■ **EXERCISE GOAL**: Can you express the lines from the start of the items through the line containing "lon-label: 160°E <box>252 627 301 646</box>", both included, as a JSON list of strings with one string per line and any blank lines left out?

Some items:
========================================================================

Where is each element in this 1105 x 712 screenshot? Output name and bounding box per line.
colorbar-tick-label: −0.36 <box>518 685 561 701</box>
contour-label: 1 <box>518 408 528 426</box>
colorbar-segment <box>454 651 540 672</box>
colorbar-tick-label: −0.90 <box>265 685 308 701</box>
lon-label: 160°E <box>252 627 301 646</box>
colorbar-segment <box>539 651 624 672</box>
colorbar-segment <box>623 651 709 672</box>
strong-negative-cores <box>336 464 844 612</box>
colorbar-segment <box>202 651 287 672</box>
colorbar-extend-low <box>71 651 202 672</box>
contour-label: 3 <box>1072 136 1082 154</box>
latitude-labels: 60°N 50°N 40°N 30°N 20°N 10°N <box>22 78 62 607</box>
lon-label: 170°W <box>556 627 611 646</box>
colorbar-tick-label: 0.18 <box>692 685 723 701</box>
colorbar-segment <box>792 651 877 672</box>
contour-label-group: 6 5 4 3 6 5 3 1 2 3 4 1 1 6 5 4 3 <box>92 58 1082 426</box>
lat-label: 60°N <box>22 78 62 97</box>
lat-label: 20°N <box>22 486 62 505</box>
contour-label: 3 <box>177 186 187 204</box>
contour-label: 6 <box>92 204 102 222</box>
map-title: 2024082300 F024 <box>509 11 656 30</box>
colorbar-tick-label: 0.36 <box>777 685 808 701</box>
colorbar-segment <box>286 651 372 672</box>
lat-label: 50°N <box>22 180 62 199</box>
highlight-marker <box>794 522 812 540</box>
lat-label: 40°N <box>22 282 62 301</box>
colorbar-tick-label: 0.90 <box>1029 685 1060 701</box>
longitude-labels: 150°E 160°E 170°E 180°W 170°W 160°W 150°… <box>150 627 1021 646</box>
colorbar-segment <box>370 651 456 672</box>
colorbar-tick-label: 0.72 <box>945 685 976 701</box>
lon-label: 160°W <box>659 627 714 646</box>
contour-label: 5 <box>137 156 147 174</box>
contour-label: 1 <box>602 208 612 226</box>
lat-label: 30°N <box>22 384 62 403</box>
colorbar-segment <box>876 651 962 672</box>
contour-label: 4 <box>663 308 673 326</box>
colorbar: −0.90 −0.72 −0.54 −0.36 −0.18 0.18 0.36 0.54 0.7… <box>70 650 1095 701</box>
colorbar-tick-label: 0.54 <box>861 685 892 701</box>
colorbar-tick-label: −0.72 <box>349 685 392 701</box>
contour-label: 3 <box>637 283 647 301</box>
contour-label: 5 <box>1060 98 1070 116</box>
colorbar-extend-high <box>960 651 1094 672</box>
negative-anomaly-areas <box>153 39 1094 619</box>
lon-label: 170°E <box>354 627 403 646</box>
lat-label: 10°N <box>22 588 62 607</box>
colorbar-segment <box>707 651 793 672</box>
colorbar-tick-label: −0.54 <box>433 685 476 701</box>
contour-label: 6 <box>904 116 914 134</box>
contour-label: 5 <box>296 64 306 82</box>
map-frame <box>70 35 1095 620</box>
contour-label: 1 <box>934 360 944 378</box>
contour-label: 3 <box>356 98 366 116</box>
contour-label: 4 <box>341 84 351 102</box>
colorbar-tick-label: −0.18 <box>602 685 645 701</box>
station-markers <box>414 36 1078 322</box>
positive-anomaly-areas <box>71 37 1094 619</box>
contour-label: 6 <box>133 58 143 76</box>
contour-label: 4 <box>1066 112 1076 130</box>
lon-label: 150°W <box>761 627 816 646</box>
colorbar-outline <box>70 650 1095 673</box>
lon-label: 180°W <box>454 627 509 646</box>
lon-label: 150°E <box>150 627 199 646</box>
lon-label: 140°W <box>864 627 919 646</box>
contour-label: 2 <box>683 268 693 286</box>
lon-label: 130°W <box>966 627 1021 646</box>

========================================================================

■ **SOLUTION TO THE PROBLEM**:
[
  "Where is each element in this 1105 x 712 screenshot? Output name and bounding box per line.",
  "colorbar-tick-label: −0.36 <box>518 685 561 701</box>",
  "contour-label: 1 <box>518 408 528 426</box>",
  "colorbar-segment <box>454 651 540 672</box>",
  "colorbar-tick-label: −0.90 <box>265 685 308 701</box>",
  "lon-label: 160°E <box>252 627 301 646</box>"
]